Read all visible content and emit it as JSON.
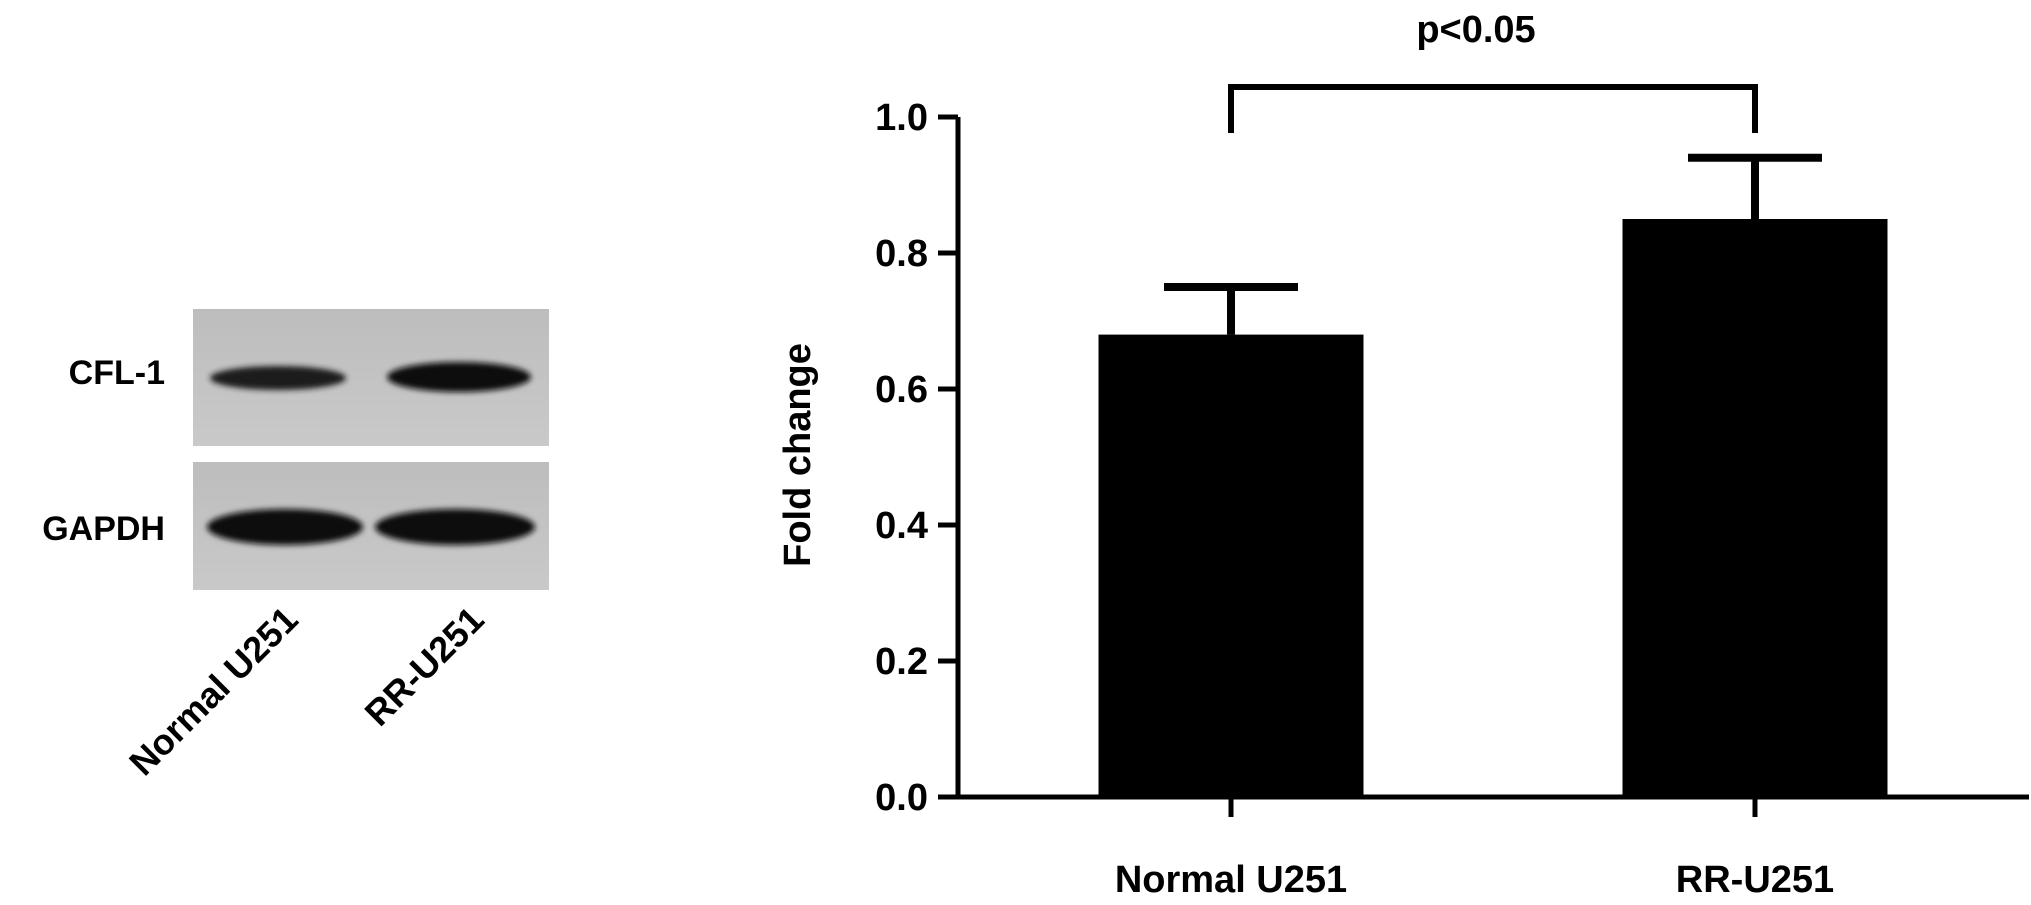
{
  "blot": {
    "rows": [
      {
        "label": "CFL-1"
      },
      {
        "label": "GAPDH"
      }
    ],
    "lanes": [
      {
        "label": "Normal U251"
      },
      {
        "label": "RR-U251"
      }
    ]
  },
  "chart_data": {
    "type": "bar",
    "title": "",
    "xlabel": "",
    "ylabel": "Fold change",
    "categories": [
      "Normal U251",
      "RR-U251"
    ],
    "values": [
      0.68,
      0.85
    ],
    "errors": [
      0.07,
      0.09
    ],
    "ylim": [
      0.0,
      1.0
    ],
    "yticks": [
      "0.0",
      "0.2",
      "0.4",
      "0.6",
      "0.8",
      "1.0"
    ],
    "bar_color": "#000000",
    "grid": false,
    "legend": "none",
    "annotation": "p<0.05"
  }
}
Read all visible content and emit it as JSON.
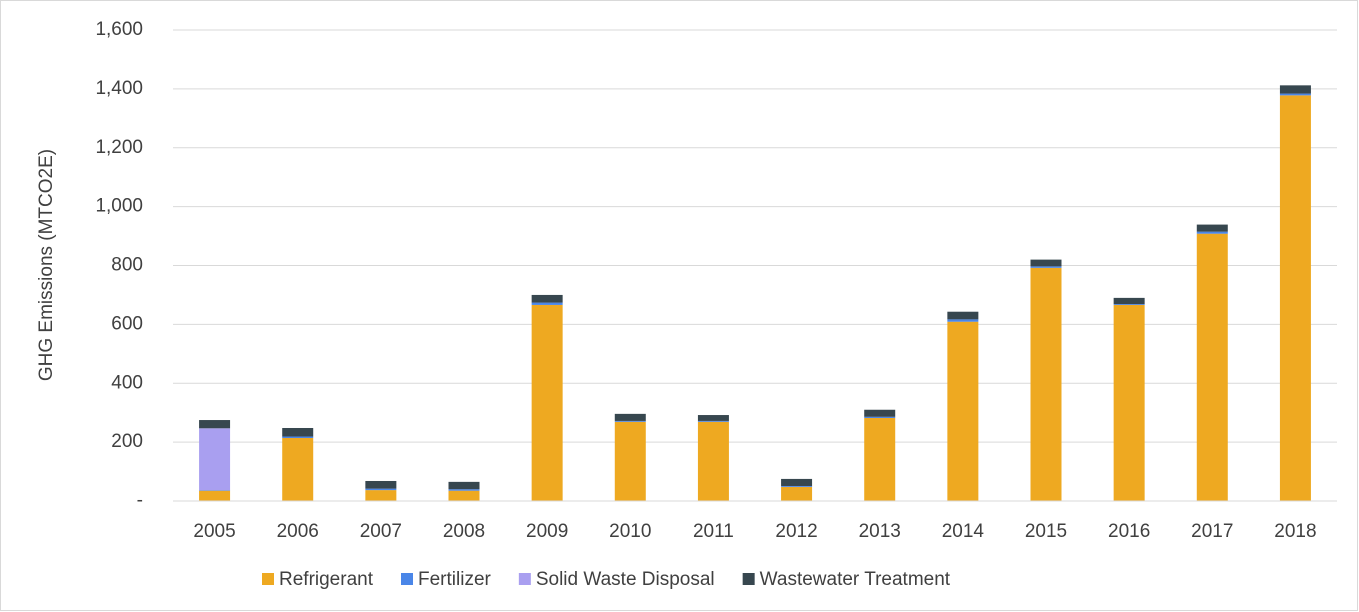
{
  "chart_data": {
    "type": "stacked_bar",
    "y_label": "GHG Emissions (MTCO2E)",
    "categories": [
      "2005",
      "2006",
      "2007",
      "2008",
      "2009",
      "2010",
      "2011",
      "2012",
      "2013",
      "2014",
      "2015",
      "2016",
      "2017",
      "2018"
    ],
    "series": [
      {
        "name": "Refrigerant",
        "color": "#eea921",
        "values": [
          35,
          214,
          37,
          35,
          666,
          269,
          269,
          48,
          282,
          609,
          792,
          666,
          908,
          1378
        ]
      },
      {
        "name": "Fertilizer",
        "color": "#4a86e8",
        "values": [
          2,
          5,
          5,
          5,
          8,
          3,
          3,
          3,
          4,
          8,
          5,
          3,
          7,
          6
        ]
      },
      {
        "name": "Solid Waste Disposal",
        "color": "#a99ff0",
        "values": [
          210,
          0,
          0,
          0,
          0,
          0,
          0,
          0,
          0,
          0,
          0,
          0,
          0,
          0
        ]
      },
      {
        "name": "Wastewater Treatment",
        "color": "#37474f",
        "values": [
          28,
          29,
          26,
          25,
          26,
          24,
          20,
          24,
          24,
          26,
          23,
          21,
          24,
          28
        ]
      }
    ],
    "ylim": [
      0,
      1600
    ],
    "yticks": [
      {
        "value": 0,
        "label": "-"
      },
      200,
      400,
      600,
      800,
      {
        "value": 1000,
        "label": "1,000"
      },
      {
        "value": 1200,
        "label": "1,200"
      },
      {
        "value": 1400,
        "label": "1,400"
      },
      {
        "value": 1600,
        "label": "1,600"
      }
    ],
    "grid": true,
    "legend": "bottom"
  }
}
------------------------------------------------
◆ DO THIS
Would you return the data exactly as written, without the pictures?

◆ RESULT
Read all visible content and emit it as JSON.
{
  "blot": {
    "rows": [
      {
        "label": "CFL-1"
      },
      {
        "label": "GAPDH"
      }
    ],
    "lanes": [
      {
        "label": "Normal U251"
      },
      {
        "label": "RR-U251"
      }
    ]
  },
  "chart_data": {
    "type": "bar",
    "title": "",
    "xlabel": "",
    "ylabel": "Fold change",
    "categories": [
      "Normal U251",
      "RR-U251"
    ],
    "values": [
      0.68,
      0.85
    ],
    "errors": [
      0.07,
      0.09
    ],
    "ylim": [
      0.0,
      1.0
    ],
    "yticks": [
      "0.0",
      "0.2",
      "0.4",
      "0.6",
      "0.8",
      "1.0"
    ],
    "bar_color": "#000000",
    "grid": false,
    "legend": "none",
    "annotation": "p<0.05"
  }
}
Read all visible content and emit it as JSON.
{
  "chart_data": {
    "type": "stacked_bar",
    "y_label": "GHG Emissions (MTCO2E)",
    "categories": [
      "2005",
      "2006",
      "2007",
      "2008",
      "2009",
      "2010",
      "2011",
      "2012",
      "2013",
      "2014",
      "2015",
      "2016",
      "2017",
      "2018"
    ],
    "series": [
      {
        "name": "Refrigerant",
        "color": "#eea921",
        "values": [
          35,
          214,
          37,
          35,
          666,
          269,
          269,
          48,
          282,
          609,
          792,
          666,
          908,
          1378
        ]
      },
      {
        "name": "Fertilizer",
        "color": "#4a86e8",
        "values": [
          2,
          5,
          5,
          5,
          8,
          3,
          3,
          3,
          4,
          8,
          5,
          3,
          7,
          6
        ]
      },
      {
        "name": "Solid Waste Disposal",
        "color": "#a99ff0",
        "values": [
          210,
          0,
          0,
          0,
          0,
          0,
          0,
          0,
          0,
          0,
          0,
          0,
          0,
          0
        ]
      },
      {
        "name": "Wastewater Treatment",
        "color": "#37474f",
        "values": [
          28,
          29,
          26,
          25,
          26,
          24,
          20,
          24,
          24,
          26,
          23,
          21,
          24,
          28
        ]
      }
    ],
    "ylim": [
      0,
      1600
    ],
    "yticks": [
      {
        "value": 0,
        "label": "-"
      },
      200,
      400,
      600,
      800,
      {
        "value": 1000,
        "label": "1,000"
      },
      {
        "value": 1200,
        "label": "1,200"
      },
      {
        "value": 1400,
        "label": "1,400"
      },
      {
        "value": 1600,
        "label": "1,600"
      }
    ],
    "grid": true,
    "legend": "bottom"
  }
}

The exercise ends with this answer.